— DATA FOR THE TASK —
_ _ _
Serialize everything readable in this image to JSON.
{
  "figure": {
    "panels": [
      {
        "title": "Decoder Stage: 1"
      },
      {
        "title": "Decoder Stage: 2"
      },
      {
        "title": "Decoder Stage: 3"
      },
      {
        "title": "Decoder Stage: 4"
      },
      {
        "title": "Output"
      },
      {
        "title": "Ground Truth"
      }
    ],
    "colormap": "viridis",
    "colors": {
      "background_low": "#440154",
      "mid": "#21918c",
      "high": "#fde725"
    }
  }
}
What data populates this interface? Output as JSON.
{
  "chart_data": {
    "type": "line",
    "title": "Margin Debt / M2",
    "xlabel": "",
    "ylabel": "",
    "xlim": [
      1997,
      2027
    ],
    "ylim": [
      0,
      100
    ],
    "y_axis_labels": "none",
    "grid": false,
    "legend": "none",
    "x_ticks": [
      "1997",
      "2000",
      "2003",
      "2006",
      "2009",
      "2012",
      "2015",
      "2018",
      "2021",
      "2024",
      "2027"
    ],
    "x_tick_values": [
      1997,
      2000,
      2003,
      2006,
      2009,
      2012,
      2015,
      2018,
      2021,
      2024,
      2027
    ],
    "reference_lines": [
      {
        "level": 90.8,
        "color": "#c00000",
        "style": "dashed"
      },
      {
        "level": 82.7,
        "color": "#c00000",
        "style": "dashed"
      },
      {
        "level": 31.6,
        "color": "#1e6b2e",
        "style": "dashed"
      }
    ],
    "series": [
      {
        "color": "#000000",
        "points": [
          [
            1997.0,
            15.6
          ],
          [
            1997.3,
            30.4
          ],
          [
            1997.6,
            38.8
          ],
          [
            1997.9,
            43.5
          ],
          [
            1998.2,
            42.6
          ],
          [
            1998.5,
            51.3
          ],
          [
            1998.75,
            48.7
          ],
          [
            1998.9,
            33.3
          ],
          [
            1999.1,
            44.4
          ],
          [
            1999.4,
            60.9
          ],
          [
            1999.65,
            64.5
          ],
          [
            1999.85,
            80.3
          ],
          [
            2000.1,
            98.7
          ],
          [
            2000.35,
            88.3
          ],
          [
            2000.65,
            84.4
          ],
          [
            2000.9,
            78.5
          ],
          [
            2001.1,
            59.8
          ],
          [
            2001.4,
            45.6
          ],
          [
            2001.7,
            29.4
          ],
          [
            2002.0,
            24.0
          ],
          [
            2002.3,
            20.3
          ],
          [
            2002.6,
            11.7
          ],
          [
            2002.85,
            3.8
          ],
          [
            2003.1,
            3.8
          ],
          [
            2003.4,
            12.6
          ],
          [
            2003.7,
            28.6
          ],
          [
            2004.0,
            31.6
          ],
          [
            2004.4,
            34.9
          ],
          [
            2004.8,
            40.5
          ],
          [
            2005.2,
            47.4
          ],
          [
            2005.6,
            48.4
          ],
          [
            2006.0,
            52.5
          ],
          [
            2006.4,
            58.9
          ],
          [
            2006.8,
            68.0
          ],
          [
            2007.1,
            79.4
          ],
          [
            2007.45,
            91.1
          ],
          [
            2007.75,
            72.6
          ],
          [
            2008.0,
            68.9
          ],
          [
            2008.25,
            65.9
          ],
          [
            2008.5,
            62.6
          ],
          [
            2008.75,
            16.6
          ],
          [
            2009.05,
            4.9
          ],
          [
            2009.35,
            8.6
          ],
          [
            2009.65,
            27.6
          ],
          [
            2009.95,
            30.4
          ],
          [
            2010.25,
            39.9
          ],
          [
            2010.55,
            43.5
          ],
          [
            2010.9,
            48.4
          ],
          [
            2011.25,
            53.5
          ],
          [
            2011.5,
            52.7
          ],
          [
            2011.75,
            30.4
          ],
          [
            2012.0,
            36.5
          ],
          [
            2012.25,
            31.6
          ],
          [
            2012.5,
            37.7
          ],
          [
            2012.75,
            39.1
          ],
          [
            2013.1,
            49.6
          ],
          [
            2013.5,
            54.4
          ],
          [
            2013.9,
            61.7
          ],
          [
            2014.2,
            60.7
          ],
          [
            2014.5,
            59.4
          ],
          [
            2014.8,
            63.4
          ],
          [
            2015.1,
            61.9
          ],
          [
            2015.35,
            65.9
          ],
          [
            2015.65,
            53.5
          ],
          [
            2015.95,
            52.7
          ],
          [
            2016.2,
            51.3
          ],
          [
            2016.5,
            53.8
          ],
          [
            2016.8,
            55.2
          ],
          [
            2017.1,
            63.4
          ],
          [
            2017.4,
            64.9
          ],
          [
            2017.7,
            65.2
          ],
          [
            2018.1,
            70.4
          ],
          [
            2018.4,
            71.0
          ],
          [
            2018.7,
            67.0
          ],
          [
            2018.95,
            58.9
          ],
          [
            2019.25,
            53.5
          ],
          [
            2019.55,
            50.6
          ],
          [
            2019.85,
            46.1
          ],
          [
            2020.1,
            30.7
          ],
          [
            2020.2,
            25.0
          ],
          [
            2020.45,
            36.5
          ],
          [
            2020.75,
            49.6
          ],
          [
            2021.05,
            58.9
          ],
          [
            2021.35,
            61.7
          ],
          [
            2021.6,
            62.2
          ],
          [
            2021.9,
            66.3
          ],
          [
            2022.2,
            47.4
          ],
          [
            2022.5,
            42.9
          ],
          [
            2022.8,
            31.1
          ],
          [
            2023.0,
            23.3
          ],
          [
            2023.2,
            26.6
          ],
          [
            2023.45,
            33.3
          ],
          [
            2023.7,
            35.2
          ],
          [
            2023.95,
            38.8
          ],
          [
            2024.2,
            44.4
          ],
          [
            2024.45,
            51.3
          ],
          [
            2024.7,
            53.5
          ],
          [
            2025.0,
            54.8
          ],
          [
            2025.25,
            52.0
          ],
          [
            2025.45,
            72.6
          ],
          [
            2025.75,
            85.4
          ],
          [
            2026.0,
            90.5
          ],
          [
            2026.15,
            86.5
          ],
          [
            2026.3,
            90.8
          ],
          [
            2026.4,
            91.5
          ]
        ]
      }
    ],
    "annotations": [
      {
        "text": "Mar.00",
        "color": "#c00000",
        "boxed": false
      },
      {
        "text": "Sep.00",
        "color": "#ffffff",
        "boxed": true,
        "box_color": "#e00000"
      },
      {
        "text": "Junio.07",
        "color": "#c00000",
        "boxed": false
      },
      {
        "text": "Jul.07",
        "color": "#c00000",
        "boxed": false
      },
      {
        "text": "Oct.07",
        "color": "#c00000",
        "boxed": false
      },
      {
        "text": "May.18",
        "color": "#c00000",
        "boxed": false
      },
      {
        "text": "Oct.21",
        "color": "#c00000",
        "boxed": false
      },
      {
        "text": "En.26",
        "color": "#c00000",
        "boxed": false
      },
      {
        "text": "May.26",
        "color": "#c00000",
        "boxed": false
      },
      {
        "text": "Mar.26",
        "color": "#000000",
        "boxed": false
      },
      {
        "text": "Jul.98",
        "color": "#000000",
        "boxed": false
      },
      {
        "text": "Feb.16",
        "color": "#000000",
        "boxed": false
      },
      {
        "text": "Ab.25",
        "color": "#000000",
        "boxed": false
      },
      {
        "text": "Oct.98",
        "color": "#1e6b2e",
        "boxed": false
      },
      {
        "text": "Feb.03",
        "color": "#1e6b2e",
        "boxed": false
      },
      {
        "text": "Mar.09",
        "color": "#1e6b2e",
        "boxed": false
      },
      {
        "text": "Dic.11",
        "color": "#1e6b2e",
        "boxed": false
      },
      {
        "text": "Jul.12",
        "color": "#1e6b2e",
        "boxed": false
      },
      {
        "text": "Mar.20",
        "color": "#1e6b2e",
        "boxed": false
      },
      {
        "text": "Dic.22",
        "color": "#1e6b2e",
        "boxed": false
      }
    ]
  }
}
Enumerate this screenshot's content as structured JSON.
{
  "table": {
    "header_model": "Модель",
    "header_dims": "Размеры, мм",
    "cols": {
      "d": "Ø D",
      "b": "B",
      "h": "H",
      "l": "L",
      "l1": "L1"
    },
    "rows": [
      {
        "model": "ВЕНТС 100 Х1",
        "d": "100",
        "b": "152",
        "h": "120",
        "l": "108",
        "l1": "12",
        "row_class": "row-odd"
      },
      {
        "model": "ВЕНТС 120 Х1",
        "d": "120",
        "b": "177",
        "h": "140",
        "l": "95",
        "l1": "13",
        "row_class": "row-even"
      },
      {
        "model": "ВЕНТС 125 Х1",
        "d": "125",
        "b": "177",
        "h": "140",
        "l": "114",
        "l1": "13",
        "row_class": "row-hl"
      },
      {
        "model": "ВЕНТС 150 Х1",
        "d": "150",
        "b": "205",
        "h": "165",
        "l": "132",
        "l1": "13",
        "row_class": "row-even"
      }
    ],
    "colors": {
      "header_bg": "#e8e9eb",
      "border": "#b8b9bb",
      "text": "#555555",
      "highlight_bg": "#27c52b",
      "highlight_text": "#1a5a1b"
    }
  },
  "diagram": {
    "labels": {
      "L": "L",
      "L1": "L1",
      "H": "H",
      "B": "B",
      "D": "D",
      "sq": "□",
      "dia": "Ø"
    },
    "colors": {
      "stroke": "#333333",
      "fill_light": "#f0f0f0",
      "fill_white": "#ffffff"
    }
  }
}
_ _ _
— WHAT TO DO —
Find the line that contains "Enumerate this screenshot's" in the listing above. Retype it and every line after it up to the last, exactly, and nothing else.

— ANSWER TO THIS EXERCISE —
Enumerate this screenshot's content as structured JSON.
{
  "table": {
    "header_model": "Модель",
    "header_dims": "Размеры, мм",
    "cols": {
      "d": "Ø D",
      "b": "B",
      "h": "H",
      "l": "L",
      "l1": "L1"
    },
    "rows": [
      {
        "model": "ВЕНТС 100 Х1",
        "d": "100",
        "b": "152",
        "h": "120",
        "l": "108",
        "l1": "12",
        "row_class": "row-odd"
      },
      {
        "model": "ВЕНТС 120 Х1",
        "d": "120",
        "b": "177",
        "h": "140",
        "l": "95",
        "l1": "13",
        "row_class": "row-even"
      },
      {
        "model": "ВЕНТС 125 Х1",
        "d": "125",
        "b": "177",
        "h": "140",
        "l": "114",
        "l1": "13",
        "row_class": "row-hl"
      },
      {
        "model": "ВЕНТС 150 Х1",
        "d": "150",
        "b": "205",
        "h": "165",
        "l": "132",
        "l1": "13",
        "row_class": "row-even"
      }
    ],
    "colors": {
      "header_bg": "#e8e9eb",
      "border": "#b8b9bb",
      "text": "#555555",
      "highlight_bg": "#27c52b",
      "highlight_text": "#1a5a1b"
    }
  },
  "diagram": {
    "labels": {
      "L": "L",
      "L1": "L1",
      "H": "H",
      "B": "B",
      "D": "D",
      "sq": "□",
      "dia": "Ø"
    },
    "colors": {
      "stroke": "#333333",
      "fill_light": "#f0f0f0",
      "fill_white": "#ffffff"
    }
  }
}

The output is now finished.